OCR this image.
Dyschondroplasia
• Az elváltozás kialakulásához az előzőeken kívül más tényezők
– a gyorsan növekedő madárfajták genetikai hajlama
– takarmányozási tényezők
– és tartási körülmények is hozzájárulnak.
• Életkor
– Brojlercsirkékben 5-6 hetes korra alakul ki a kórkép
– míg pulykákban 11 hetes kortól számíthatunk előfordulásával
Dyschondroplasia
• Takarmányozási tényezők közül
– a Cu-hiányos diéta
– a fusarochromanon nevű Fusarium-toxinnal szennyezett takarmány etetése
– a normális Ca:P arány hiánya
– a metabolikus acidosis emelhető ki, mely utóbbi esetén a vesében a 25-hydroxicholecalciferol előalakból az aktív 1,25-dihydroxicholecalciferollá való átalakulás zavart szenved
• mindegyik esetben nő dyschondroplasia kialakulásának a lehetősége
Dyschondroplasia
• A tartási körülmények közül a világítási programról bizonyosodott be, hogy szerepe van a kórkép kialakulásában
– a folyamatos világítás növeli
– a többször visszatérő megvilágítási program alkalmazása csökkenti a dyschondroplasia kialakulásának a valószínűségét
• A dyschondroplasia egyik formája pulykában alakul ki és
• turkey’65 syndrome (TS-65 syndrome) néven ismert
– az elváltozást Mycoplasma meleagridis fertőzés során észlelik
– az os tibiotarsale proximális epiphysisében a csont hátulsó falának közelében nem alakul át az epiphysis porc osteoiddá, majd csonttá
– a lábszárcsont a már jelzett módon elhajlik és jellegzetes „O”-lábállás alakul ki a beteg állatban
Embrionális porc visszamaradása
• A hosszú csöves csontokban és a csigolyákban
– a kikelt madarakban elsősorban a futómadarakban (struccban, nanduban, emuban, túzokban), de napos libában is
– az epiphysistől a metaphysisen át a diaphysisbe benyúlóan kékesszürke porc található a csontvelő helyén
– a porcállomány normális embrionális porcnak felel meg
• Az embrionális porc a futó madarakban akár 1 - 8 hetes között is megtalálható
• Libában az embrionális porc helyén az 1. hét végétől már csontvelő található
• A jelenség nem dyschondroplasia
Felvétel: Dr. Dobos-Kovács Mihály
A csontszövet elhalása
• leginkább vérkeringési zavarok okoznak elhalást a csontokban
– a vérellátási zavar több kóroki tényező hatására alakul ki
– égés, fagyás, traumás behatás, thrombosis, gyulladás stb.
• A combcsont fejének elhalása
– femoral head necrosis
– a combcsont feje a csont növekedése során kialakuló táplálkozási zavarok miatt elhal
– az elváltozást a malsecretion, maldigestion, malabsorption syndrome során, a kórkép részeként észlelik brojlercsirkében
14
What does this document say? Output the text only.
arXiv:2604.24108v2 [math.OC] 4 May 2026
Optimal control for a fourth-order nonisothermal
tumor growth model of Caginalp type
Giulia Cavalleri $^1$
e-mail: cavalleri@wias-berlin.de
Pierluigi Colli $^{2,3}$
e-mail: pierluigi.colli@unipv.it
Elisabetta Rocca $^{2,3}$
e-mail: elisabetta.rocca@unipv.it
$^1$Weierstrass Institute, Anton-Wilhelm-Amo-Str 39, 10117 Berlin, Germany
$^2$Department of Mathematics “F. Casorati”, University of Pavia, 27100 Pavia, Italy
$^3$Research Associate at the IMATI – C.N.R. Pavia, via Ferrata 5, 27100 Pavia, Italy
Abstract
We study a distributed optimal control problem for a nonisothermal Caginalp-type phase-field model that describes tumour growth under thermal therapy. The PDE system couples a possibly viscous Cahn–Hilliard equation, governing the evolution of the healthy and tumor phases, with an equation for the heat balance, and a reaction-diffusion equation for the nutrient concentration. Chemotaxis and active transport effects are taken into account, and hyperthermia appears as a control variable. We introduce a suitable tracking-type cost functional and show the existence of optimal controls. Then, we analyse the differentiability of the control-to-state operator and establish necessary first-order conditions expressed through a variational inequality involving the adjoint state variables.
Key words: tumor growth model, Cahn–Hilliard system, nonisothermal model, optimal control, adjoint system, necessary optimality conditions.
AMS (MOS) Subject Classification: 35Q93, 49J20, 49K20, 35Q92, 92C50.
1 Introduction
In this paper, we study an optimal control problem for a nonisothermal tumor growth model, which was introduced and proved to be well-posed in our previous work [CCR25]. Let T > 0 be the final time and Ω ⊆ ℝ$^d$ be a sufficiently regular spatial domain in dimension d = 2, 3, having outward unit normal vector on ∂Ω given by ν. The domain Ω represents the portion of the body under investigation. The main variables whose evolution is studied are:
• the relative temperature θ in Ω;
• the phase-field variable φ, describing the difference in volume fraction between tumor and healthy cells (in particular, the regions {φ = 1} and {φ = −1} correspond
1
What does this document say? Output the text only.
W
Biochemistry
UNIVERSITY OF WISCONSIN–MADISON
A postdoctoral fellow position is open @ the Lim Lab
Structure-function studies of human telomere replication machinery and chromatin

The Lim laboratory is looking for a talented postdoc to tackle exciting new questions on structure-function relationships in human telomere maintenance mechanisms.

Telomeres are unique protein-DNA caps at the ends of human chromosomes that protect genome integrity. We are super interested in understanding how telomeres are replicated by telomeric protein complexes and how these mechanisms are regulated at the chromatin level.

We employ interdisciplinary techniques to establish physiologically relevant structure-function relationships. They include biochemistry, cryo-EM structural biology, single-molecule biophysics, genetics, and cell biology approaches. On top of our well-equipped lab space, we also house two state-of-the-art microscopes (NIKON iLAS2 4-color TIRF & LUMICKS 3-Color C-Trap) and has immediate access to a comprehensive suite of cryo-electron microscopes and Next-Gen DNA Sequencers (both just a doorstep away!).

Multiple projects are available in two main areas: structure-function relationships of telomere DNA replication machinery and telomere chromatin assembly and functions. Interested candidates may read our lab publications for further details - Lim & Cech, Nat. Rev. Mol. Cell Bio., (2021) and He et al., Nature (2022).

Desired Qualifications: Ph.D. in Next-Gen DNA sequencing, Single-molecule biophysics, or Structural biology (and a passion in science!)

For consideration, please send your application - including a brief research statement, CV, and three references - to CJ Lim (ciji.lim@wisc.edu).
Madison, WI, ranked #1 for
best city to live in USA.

---*---

- **ASSIGNED TASK**
Copy from the entries only those lines that hold the word "madarakban".

- **ANSWER SPACE**
– a kikelt madarakban elsősorban a futómadarakban (struccban, nanduban, emuban, túzokban), de napos libában is
• Az embrionális porc a futó madarakban akár 1 - 8 hetes között is megtalálható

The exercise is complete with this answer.